+++ Listed entries +++
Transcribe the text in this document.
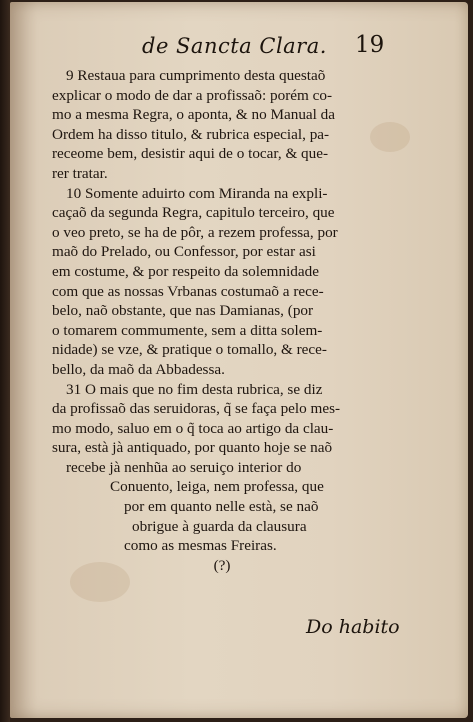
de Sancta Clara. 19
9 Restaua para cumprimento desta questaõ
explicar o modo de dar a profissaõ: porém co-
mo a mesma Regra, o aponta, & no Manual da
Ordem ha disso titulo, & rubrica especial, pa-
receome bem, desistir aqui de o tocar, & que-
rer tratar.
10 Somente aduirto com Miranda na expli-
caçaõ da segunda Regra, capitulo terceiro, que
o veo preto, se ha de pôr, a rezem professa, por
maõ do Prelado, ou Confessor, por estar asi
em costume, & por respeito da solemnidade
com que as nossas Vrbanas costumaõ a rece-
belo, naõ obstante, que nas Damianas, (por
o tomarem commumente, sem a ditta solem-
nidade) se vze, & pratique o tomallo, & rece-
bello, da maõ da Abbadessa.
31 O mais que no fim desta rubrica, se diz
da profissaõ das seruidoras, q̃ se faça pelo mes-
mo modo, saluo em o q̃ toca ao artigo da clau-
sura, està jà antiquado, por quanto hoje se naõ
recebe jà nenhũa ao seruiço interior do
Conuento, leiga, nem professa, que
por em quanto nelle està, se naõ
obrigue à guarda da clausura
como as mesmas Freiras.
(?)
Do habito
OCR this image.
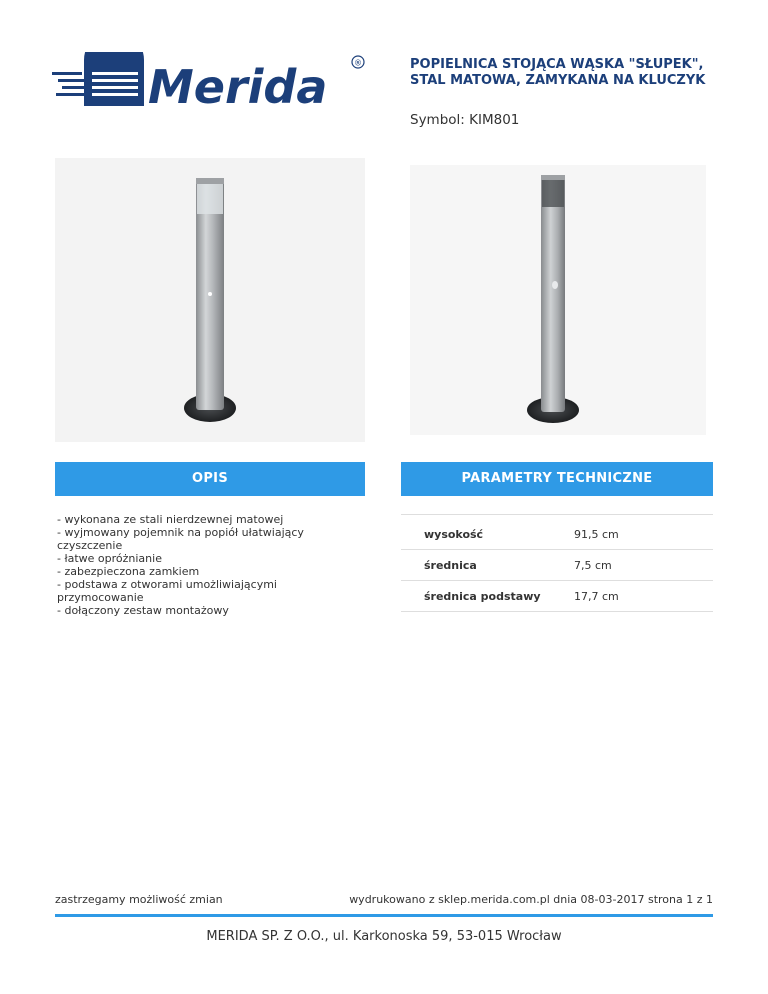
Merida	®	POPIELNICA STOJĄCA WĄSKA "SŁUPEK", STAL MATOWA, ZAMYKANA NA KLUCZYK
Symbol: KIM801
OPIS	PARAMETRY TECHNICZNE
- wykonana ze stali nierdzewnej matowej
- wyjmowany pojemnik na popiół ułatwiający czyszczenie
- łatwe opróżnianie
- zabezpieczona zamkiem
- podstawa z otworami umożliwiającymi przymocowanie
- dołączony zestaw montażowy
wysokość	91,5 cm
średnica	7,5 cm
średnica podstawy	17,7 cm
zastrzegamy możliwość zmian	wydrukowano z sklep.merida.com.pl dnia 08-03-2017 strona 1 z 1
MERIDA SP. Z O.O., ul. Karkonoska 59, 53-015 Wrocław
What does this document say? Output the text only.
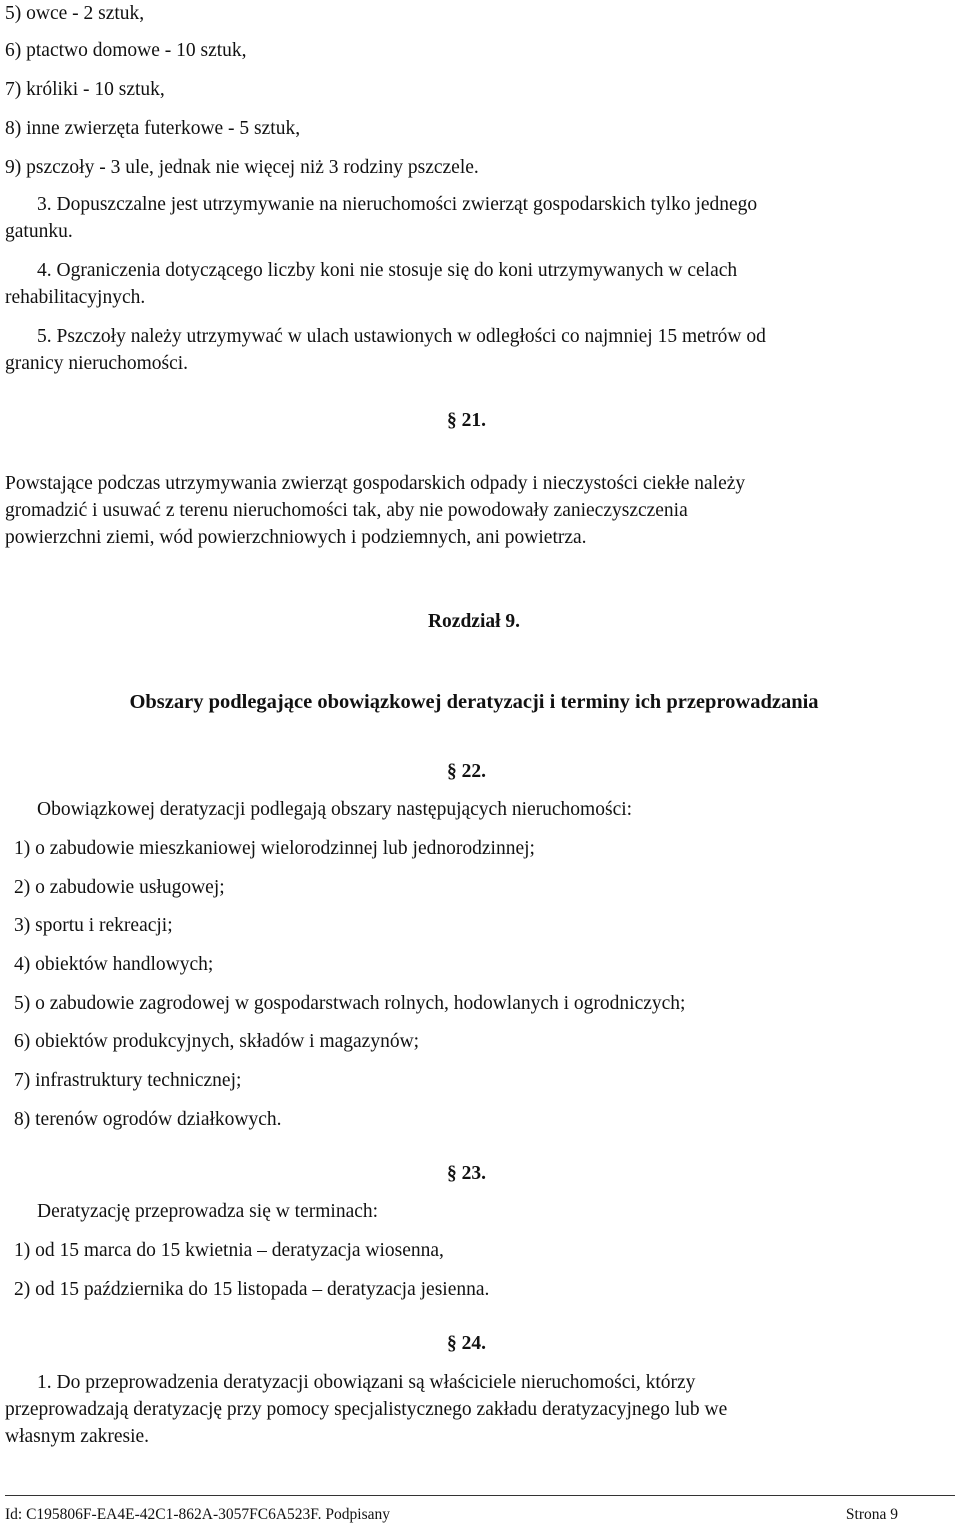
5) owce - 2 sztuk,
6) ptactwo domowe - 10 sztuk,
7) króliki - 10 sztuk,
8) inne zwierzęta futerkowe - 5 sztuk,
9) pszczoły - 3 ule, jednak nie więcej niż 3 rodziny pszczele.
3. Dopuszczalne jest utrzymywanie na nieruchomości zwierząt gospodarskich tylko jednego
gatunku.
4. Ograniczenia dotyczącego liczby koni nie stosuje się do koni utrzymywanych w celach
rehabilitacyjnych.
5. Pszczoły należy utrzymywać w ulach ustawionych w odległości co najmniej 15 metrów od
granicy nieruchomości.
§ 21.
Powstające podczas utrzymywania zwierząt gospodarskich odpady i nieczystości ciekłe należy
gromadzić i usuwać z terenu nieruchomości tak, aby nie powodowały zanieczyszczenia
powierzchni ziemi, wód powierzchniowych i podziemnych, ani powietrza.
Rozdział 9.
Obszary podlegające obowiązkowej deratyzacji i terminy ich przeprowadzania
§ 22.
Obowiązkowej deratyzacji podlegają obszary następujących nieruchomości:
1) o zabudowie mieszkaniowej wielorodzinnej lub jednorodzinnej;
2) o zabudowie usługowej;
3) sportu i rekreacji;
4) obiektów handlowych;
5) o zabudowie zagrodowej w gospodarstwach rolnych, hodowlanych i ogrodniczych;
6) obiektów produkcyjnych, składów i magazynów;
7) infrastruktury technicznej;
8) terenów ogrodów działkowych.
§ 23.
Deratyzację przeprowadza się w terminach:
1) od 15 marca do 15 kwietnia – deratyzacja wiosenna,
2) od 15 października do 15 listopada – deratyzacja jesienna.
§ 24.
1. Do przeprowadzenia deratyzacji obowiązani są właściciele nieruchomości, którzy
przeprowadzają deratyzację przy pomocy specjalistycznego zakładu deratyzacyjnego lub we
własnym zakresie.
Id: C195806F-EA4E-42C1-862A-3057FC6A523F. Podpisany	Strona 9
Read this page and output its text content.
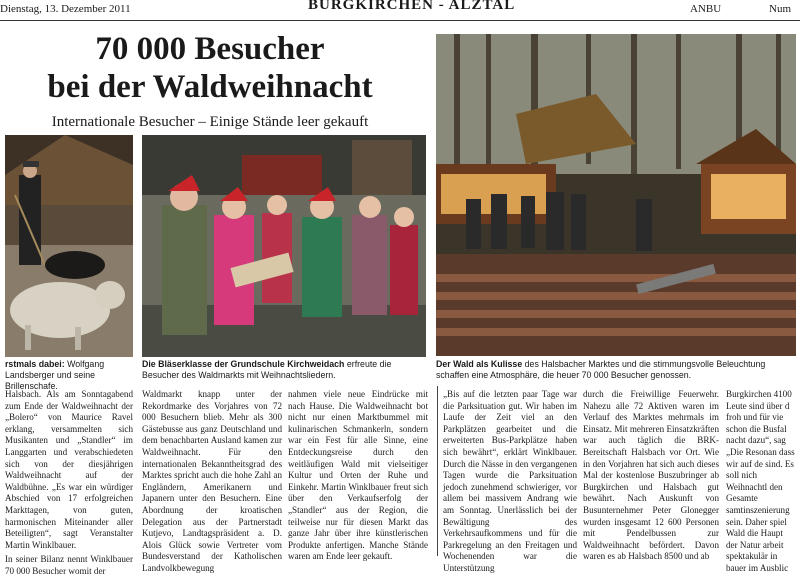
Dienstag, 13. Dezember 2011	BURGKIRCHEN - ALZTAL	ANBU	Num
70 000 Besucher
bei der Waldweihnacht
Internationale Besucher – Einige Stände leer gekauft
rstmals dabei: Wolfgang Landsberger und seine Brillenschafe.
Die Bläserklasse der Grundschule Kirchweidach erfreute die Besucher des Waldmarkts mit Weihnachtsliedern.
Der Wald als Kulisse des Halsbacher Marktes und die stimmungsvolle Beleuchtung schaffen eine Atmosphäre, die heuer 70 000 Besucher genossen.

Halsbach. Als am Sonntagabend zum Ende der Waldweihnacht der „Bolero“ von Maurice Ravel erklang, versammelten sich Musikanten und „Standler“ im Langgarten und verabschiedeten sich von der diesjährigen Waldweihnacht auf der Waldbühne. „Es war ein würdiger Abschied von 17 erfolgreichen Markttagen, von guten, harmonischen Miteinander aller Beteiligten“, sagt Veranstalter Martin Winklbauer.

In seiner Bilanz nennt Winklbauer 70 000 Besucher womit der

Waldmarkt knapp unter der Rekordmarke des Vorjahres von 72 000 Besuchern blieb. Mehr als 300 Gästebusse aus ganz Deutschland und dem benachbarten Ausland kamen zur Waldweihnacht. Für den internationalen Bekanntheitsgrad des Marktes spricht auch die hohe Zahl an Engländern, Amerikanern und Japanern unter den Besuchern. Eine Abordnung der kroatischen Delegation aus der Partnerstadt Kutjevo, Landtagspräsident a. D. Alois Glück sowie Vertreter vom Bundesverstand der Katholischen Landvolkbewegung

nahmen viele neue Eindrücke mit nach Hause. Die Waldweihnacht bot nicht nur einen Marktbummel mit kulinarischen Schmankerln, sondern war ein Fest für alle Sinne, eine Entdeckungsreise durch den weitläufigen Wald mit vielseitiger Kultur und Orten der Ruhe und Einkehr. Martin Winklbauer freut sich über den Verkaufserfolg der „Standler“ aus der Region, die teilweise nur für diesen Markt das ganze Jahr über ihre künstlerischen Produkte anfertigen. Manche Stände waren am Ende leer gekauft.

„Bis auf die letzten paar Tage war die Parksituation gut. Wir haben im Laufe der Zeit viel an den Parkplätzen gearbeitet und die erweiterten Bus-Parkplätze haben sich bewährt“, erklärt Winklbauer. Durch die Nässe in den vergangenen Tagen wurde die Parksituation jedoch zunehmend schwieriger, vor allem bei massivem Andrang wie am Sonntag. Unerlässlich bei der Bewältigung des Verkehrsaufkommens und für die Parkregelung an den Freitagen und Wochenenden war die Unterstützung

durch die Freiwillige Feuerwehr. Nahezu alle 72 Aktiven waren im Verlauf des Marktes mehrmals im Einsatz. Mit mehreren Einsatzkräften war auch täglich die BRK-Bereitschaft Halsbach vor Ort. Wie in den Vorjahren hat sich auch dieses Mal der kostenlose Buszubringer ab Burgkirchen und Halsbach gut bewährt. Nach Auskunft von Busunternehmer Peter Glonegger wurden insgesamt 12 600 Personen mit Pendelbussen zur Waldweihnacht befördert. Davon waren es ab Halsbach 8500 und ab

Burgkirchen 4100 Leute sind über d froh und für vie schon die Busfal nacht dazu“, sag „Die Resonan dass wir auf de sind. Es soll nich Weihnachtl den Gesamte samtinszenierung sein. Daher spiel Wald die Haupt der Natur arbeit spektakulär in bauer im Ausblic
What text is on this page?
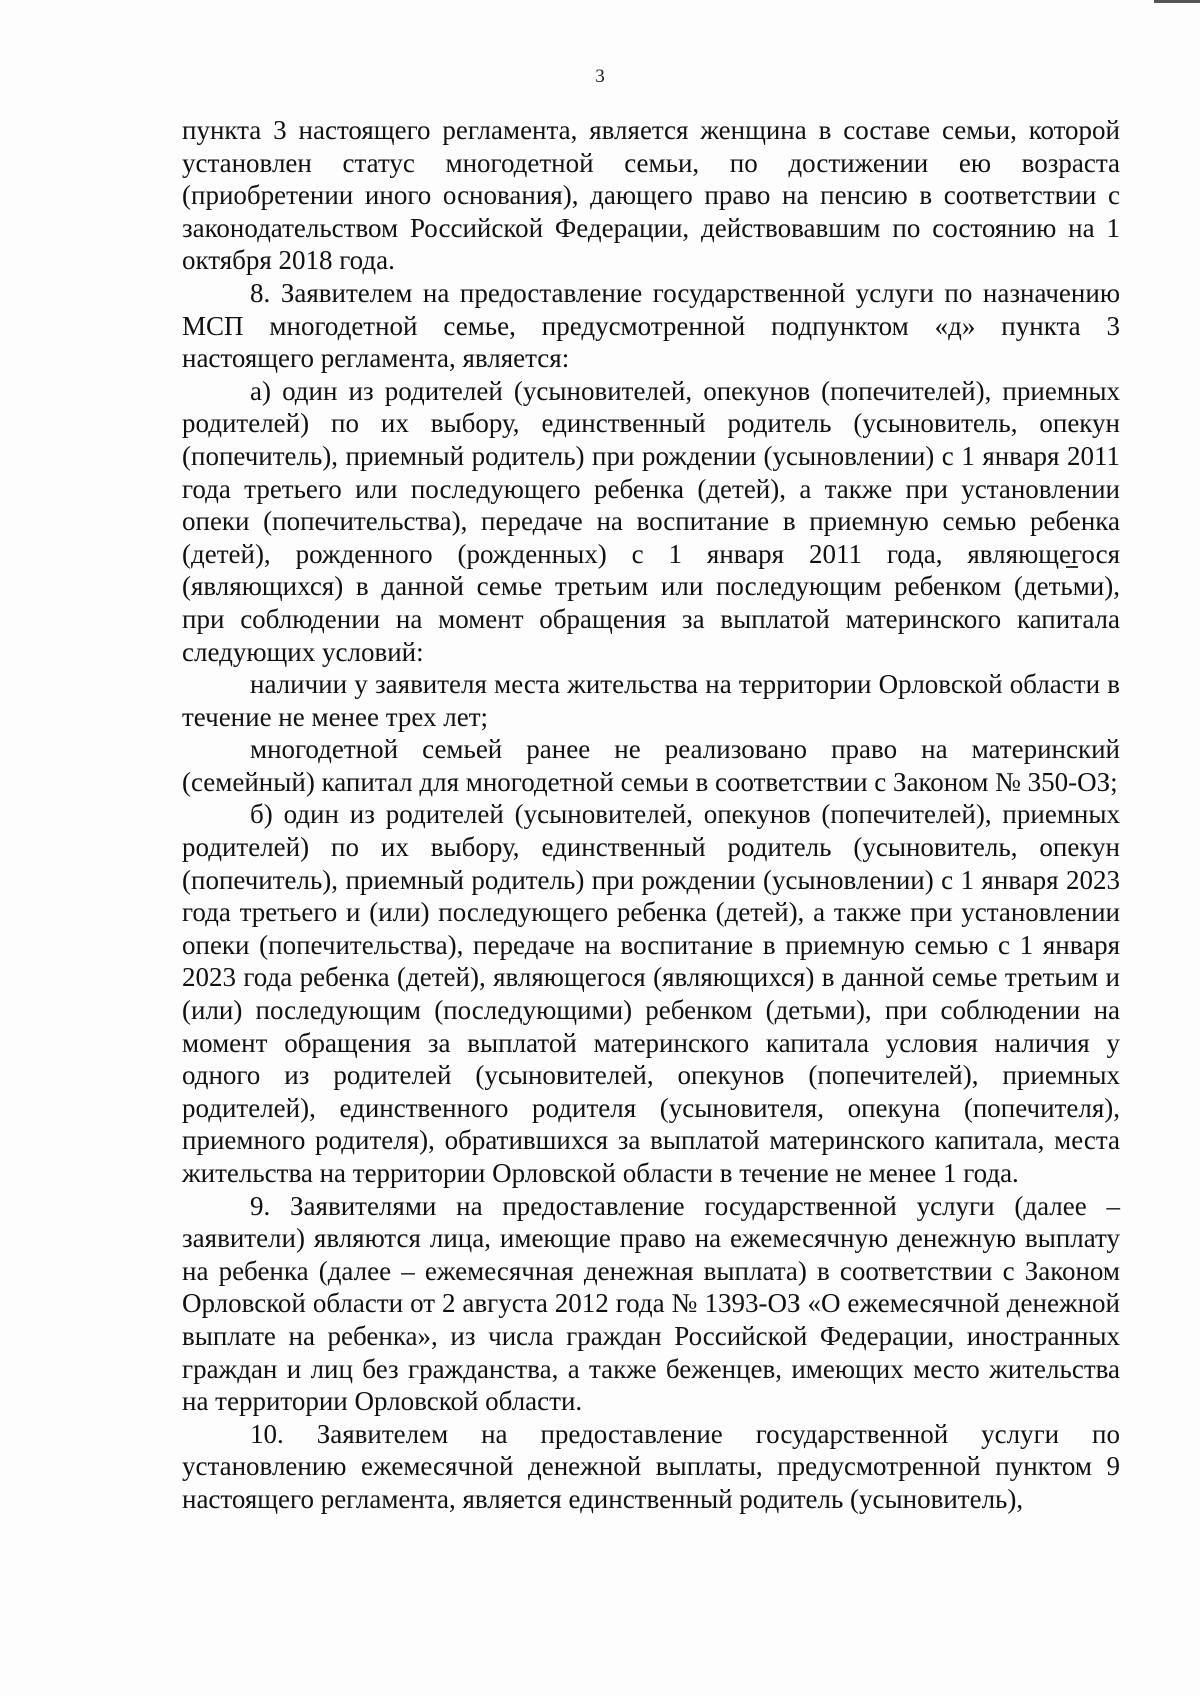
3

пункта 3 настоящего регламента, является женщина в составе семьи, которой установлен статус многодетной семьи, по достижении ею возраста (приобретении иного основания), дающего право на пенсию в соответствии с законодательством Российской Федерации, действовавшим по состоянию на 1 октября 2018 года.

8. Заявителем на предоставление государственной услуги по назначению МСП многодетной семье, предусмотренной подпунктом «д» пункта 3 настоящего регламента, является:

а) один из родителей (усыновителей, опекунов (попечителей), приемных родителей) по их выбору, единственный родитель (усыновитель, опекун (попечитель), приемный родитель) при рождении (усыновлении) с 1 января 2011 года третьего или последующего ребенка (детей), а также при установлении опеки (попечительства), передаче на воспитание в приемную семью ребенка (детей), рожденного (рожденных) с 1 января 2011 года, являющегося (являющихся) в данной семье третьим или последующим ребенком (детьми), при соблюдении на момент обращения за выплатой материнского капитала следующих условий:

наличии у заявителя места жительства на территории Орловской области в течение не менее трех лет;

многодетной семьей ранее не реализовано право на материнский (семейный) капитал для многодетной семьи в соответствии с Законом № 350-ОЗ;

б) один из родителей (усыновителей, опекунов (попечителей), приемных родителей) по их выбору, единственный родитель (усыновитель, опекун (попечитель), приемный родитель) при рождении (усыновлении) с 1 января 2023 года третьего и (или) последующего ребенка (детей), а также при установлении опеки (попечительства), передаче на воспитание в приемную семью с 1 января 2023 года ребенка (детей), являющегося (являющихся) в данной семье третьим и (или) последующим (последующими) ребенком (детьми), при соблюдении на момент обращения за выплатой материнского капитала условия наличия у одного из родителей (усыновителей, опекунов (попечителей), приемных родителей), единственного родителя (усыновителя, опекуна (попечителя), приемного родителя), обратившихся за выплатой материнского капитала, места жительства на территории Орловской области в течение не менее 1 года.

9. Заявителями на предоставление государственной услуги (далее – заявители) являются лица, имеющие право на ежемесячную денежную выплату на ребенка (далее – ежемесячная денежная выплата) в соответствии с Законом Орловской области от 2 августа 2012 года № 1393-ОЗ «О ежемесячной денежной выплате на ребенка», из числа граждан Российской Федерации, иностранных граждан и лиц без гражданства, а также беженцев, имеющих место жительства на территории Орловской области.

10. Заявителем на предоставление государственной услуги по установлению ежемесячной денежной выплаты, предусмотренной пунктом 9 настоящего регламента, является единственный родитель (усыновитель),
+++
**Goal**:
Pull out all lines in the data above that include "sztuk".

**Exercise answer**:
5) owce - 2 sztuk,
6) ptactwo domowe - 10 sztuk,
7) króliki - 10 sztuk,
8) inne zwierzęta futerkowe - 5 sztuk,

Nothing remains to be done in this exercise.